> **Information shown**
════════

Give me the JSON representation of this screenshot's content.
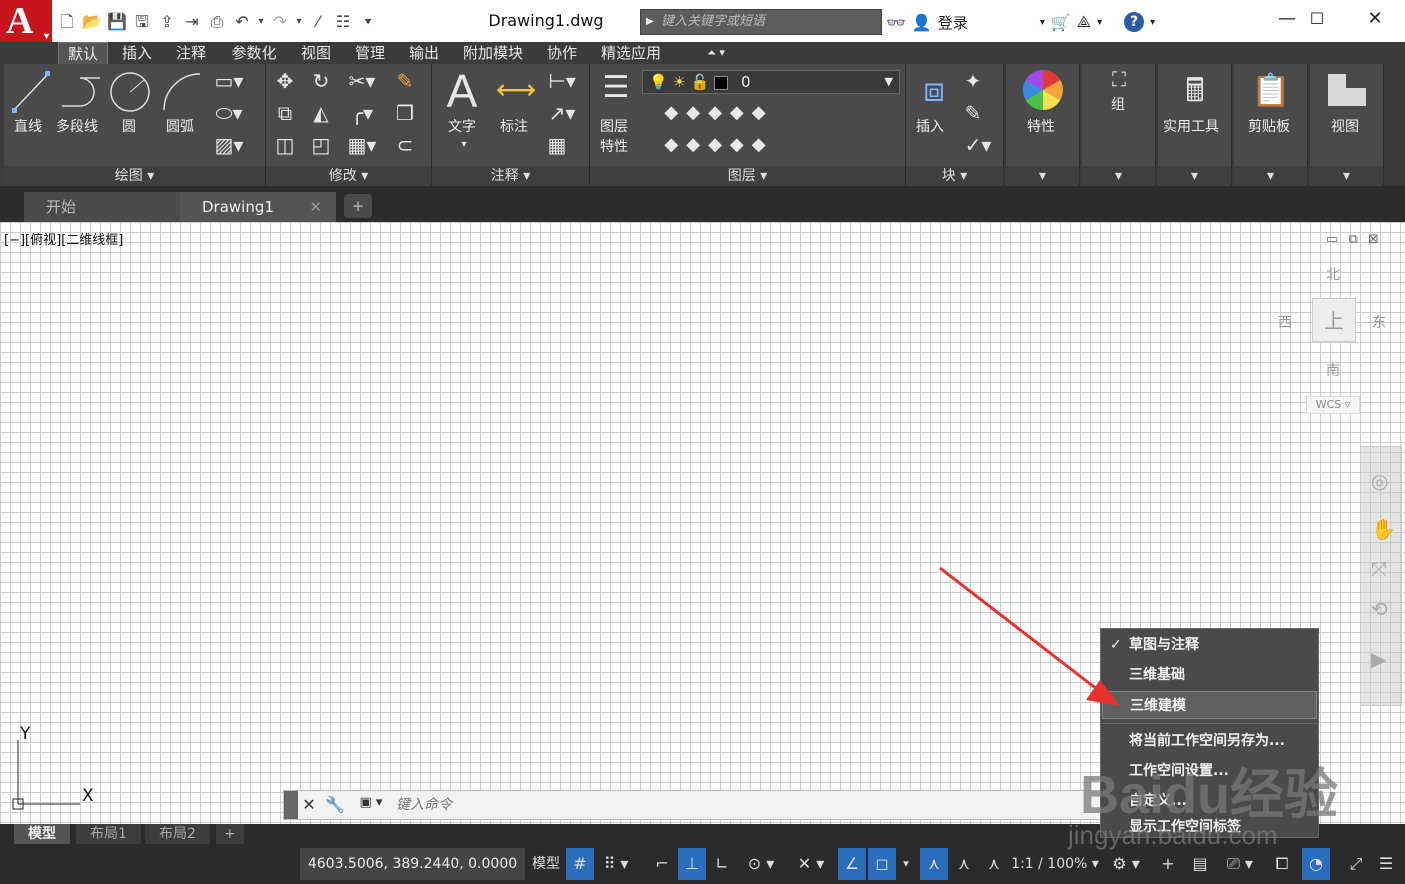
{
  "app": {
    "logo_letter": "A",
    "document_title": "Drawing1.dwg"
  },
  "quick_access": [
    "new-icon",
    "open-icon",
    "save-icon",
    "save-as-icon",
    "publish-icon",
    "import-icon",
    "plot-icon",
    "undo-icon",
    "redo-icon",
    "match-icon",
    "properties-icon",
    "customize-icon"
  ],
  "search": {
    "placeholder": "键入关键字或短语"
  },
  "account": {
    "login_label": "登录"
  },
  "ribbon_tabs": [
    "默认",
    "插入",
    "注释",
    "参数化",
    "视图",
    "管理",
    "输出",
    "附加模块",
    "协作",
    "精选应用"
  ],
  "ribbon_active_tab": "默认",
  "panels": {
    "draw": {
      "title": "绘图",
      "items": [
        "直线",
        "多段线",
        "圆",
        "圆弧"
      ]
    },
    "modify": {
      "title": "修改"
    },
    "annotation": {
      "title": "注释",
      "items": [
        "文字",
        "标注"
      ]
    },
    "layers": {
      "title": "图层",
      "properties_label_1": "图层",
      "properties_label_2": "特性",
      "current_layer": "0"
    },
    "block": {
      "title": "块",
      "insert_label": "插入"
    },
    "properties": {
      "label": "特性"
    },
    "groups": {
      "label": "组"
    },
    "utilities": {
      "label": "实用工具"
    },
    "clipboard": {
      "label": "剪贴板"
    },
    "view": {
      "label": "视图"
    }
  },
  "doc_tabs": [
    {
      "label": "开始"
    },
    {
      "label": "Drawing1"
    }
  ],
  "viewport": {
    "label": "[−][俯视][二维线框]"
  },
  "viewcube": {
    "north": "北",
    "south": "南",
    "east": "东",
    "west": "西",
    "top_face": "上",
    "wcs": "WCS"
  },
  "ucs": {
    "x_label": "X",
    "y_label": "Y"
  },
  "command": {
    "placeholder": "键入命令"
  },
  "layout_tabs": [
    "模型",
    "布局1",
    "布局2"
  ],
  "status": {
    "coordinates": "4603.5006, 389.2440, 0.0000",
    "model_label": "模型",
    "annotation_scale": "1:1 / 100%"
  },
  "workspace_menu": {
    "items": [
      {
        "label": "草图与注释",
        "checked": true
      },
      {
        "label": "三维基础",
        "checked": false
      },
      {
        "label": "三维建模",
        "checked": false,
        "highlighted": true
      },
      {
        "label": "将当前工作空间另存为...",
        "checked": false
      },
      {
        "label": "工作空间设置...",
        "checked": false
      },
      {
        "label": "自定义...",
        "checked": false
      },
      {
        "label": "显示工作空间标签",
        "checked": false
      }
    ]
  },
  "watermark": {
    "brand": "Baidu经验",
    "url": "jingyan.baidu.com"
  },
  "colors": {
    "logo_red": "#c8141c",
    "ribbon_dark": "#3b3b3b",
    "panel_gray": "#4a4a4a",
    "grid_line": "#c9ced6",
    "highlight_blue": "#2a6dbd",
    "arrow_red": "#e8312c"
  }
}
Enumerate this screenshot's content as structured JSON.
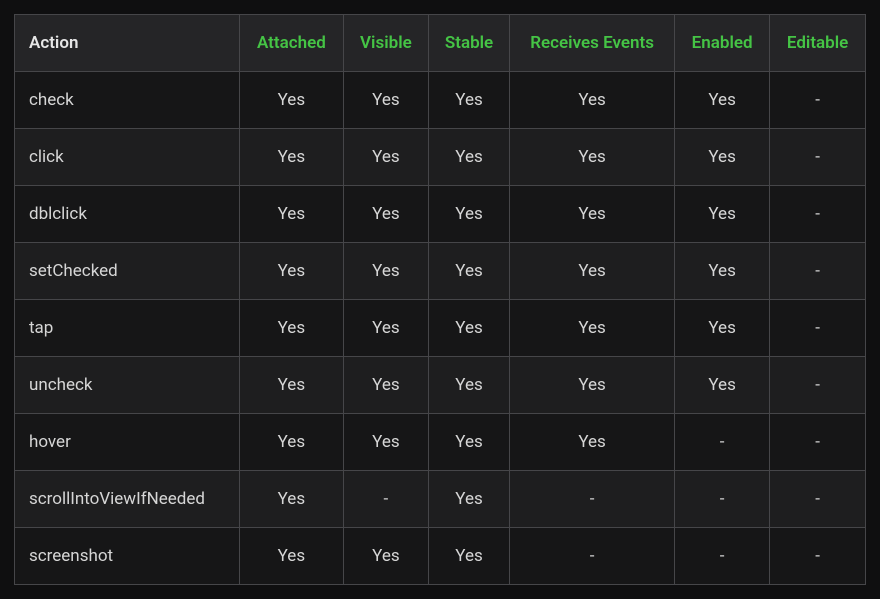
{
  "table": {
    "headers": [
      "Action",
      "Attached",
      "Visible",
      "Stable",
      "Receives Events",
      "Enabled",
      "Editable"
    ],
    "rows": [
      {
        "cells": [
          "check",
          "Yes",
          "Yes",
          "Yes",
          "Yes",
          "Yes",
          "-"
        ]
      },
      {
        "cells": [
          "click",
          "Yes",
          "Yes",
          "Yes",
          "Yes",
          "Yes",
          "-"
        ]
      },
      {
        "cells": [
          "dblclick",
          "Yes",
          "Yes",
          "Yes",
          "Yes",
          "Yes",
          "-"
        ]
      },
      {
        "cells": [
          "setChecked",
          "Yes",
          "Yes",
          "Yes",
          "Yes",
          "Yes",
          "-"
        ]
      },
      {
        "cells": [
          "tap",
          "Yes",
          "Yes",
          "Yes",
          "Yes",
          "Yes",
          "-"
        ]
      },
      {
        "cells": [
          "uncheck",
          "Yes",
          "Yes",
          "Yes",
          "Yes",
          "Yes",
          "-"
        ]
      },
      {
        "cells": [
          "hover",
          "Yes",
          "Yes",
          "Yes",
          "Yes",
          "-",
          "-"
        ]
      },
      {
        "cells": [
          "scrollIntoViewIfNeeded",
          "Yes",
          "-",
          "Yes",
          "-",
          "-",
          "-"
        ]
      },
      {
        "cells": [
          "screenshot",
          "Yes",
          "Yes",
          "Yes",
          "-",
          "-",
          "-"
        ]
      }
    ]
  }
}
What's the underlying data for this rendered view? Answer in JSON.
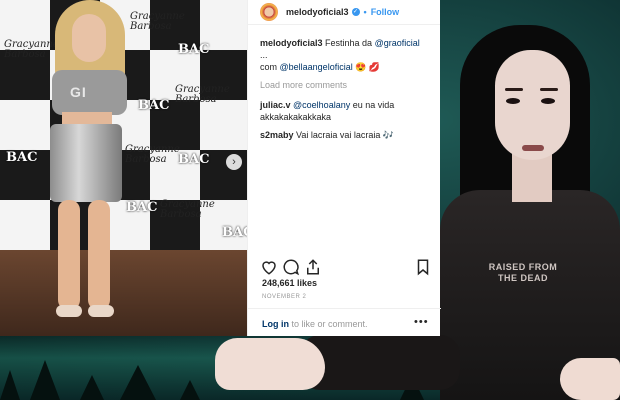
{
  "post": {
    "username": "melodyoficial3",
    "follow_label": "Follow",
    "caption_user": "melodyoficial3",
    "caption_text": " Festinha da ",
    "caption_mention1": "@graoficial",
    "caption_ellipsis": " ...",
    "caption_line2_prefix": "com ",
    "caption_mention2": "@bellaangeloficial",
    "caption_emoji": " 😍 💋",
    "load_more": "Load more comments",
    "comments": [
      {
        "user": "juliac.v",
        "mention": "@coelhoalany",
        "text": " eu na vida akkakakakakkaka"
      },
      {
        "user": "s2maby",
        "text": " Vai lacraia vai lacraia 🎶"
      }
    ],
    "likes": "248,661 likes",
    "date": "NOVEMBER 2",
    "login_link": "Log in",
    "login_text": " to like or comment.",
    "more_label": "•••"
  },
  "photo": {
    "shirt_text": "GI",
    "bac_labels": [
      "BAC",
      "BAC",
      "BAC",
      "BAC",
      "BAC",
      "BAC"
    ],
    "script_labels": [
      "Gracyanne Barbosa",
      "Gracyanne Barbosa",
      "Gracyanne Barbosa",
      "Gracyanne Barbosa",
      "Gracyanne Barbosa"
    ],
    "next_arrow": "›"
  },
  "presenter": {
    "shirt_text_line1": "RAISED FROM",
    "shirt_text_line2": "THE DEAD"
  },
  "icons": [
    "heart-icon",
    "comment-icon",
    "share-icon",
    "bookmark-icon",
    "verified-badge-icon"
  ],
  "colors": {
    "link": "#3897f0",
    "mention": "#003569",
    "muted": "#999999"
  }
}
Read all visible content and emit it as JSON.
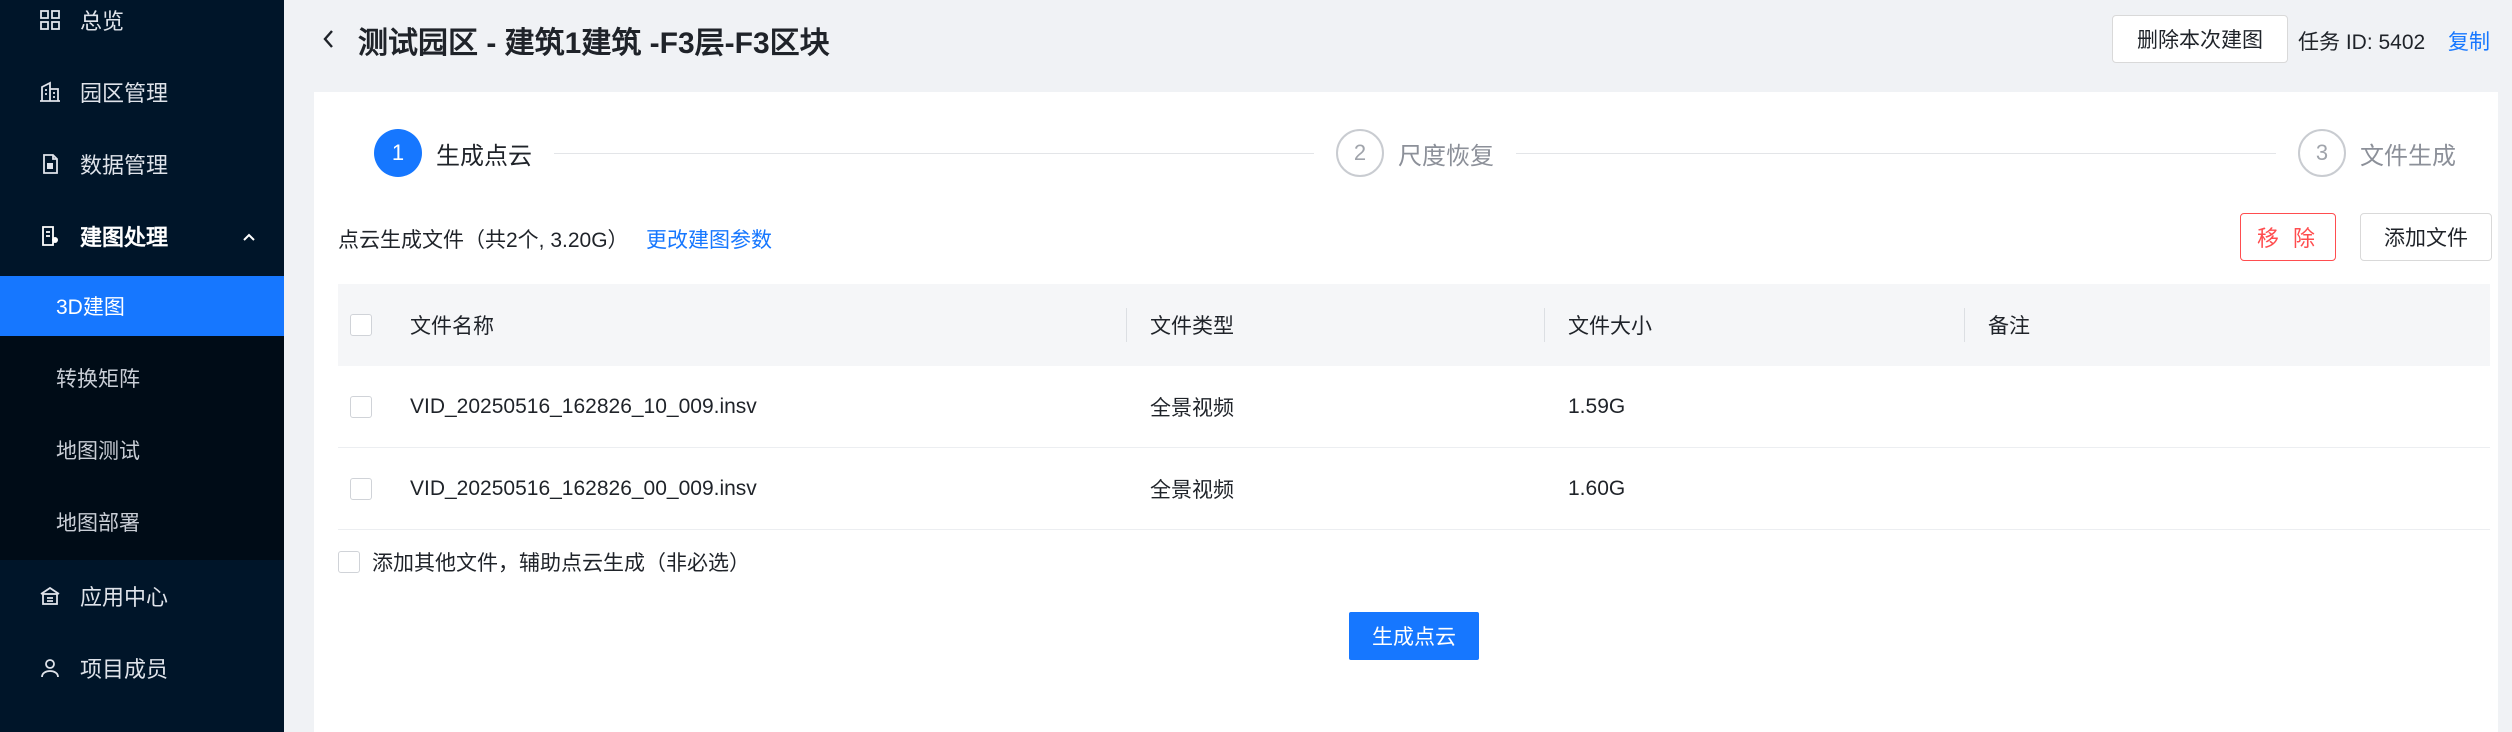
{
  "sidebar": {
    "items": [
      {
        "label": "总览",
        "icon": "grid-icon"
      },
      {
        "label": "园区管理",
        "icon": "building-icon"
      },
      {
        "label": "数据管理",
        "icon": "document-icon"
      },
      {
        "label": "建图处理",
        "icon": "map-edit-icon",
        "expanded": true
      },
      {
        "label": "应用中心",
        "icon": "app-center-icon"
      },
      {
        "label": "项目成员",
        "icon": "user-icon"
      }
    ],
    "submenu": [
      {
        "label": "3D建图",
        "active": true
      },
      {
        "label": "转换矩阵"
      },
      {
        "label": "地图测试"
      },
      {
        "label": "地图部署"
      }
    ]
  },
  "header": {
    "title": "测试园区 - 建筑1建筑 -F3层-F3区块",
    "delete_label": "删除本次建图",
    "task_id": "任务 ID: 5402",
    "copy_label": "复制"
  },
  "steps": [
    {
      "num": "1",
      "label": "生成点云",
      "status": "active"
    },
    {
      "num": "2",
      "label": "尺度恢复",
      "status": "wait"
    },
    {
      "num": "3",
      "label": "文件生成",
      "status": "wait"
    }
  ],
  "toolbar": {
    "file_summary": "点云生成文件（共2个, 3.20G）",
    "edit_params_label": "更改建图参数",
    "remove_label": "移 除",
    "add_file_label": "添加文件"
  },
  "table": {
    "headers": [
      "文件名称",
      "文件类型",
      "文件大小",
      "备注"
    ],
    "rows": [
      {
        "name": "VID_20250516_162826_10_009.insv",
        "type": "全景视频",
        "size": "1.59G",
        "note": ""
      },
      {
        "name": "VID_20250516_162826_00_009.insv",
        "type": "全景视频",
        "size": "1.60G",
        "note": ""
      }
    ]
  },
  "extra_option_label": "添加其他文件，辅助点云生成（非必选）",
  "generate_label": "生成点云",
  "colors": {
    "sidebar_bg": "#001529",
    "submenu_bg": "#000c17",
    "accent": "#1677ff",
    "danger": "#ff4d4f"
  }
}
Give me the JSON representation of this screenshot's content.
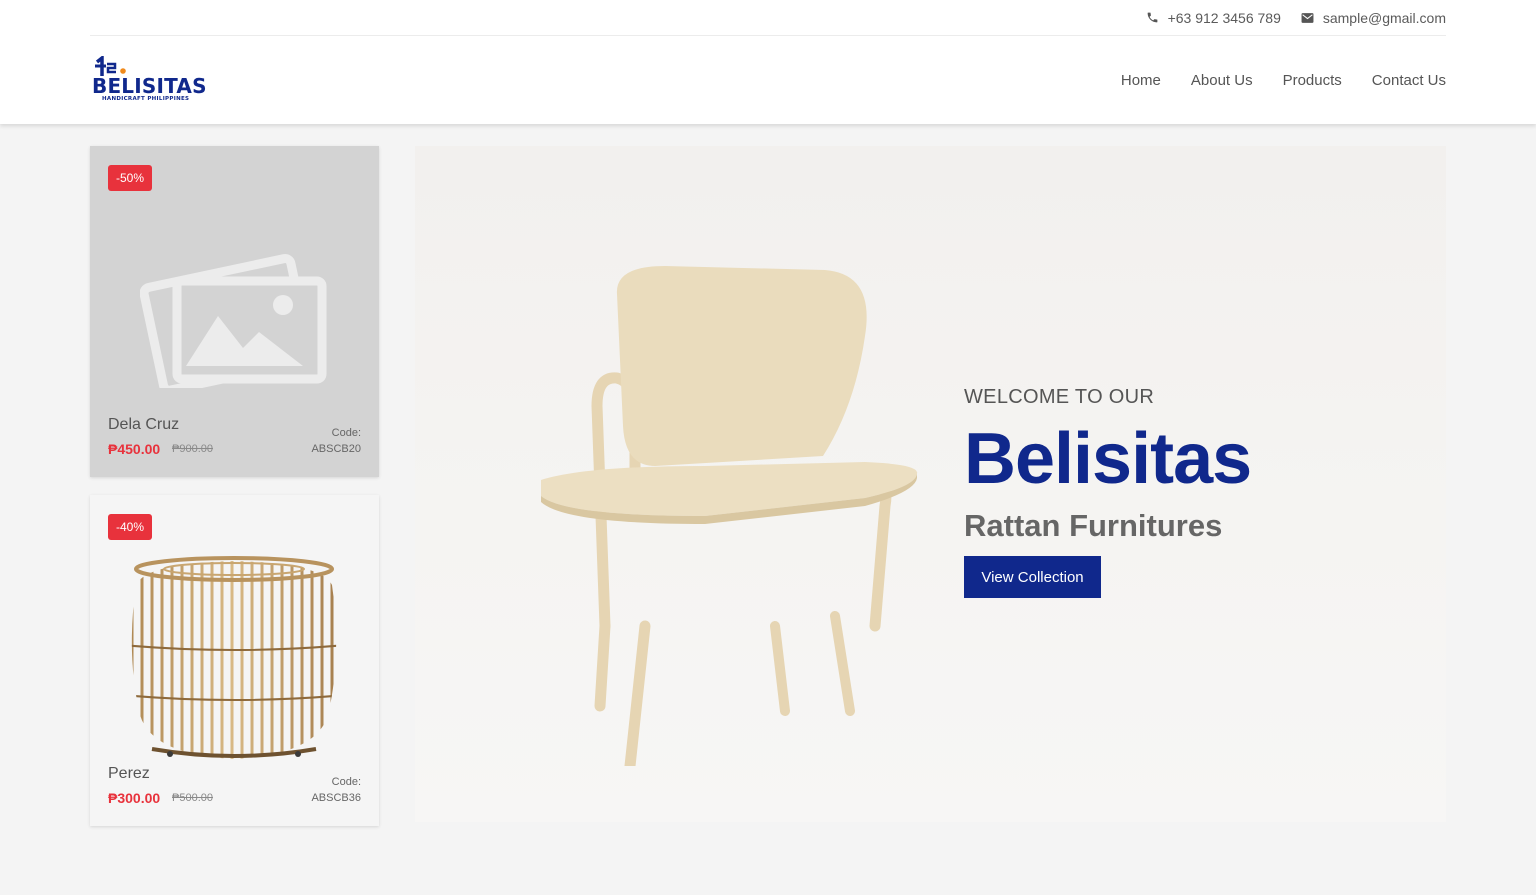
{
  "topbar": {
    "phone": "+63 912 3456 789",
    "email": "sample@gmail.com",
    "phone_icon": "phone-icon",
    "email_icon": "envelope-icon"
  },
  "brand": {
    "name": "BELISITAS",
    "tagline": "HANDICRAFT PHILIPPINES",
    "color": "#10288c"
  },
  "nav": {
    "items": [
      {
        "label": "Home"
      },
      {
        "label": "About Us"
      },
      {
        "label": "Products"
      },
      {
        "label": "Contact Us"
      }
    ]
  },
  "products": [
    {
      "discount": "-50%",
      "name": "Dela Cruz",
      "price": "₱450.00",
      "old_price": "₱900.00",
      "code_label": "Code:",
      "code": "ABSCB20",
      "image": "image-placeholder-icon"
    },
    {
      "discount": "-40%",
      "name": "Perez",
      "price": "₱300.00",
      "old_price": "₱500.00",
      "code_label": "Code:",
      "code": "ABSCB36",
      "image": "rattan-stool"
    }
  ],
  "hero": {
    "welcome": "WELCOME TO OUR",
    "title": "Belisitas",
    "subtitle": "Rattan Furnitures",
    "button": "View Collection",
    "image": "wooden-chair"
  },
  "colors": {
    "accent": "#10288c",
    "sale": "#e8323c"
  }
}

════════

> **Exercise goal**
In the listing, find all lines with the string "comments" and copy them.

> **The completed task**
    "load_more": "Load more comments",
    "comments": [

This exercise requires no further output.